## EXERCISE PROMPT
In the entries below, count each line holding the word "исследования". Answer with the total alone.

## Stored records

════════════════

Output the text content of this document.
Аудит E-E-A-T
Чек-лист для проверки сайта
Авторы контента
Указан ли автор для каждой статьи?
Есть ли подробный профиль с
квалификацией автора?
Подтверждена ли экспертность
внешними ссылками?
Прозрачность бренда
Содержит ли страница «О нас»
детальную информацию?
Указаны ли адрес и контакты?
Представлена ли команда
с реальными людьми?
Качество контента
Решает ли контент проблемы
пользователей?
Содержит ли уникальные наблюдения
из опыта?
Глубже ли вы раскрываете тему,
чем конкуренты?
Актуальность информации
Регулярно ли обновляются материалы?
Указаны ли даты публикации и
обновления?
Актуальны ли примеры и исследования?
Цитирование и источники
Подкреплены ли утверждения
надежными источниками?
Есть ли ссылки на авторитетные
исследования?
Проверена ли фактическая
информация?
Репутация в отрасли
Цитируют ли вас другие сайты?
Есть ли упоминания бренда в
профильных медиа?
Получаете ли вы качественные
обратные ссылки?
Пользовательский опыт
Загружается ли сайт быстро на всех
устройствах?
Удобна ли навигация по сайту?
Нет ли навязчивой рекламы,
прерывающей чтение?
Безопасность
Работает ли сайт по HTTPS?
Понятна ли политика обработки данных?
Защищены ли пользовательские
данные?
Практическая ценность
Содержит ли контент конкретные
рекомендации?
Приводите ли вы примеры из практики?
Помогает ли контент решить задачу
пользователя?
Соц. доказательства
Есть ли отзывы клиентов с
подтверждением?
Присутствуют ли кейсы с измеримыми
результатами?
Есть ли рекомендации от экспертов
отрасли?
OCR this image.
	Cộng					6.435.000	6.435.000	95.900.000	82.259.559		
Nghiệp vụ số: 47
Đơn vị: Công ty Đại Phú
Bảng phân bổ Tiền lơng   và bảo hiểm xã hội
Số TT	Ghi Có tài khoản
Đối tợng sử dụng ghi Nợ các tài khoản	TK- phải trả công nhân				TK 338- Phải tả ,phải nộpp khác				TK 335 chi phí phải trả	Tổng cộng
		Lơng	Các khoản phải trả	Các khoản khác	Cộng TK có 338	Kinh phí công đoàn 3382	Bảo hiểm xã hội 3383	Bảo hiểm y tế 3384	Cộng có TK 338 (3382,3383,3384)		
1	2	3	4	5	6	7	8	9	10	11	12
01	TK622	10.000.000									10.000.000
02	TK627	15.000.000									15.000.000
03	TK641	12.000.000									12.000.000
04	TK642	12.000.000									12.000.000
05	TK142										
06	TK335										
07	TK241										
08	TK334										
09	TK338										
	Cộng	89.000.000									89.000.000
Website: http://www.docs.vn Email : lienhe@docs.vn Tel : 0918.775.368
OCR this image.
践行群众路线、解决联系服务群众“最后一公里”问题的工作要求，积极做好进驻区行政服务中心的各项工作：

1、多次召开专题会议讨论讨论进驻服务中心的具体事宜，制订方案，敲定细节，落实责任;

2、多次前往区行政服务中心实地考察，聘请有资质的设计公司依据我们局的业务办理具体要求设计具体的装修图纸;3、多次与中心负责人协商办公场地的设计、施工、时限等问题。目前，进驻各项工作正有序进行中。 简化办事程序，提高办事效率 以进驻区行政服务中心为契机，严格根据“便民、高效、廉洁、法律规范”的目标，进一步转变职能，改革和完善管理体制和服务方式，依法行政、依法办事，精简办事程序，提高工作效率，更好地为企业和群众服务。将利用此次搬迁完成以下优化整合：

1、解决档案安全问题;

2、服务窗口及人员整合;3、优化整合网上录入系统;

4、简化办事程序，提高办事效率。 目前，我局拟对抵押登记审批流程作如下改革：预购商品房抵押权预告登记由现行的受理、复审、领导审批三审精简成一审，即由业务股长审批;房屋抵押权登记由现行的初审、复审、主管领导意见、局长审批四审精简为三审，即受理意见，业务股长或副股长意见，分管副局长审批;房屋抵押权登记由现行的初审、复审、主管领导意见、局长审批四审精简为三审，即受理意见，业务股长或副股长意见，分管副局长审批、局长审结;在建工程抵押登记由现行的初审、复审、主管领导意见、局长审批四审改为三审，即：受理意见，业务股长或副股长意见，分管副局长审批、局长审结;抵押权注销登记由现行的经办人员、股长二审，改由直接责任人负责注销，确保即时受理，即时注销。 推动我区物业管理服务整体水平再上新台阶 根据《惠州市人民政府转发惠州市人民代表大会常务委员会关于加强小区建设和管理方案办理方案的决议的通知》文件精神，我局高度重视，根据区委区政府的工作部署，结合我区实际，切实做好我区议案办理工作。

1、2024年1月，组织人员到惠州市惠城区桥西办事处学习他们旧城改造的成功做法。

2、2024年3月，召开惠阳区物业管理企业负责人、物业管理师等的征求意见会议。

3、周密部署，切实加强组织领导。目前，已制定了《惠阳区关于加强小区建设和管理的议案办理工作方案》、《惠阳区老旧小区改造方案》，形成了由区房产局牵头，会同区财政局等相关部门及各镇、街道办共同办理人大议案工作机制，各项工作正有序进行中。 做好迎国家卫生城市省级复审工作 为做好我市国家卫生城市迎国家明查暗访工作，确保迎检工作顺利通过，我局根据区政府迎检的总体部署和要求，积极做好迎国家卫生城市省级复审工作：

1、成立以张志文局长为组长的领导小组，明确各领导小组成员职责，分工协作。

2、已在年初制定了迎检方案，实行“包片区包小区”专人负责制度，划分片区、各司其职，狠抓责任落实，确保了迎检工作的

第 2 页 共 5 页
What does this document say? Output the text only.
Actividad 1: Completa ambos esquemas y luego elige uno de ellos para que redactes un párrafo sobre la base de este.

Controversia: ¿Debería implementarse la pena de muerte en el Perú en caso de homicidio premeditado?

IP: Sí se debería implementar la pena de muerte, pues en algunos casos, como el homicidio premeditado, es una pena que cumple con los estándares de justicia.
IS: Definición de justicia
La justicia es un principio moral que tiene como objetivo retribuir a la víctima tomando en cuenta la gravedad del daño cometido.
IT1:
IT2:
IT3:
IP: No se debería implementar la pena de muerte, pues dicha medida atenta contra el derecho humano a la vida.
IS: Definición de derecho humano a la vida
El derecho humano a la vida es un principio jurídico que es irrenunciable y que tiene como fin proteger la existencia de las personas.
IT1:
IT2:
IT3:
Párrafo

════════════════

## RESULT
2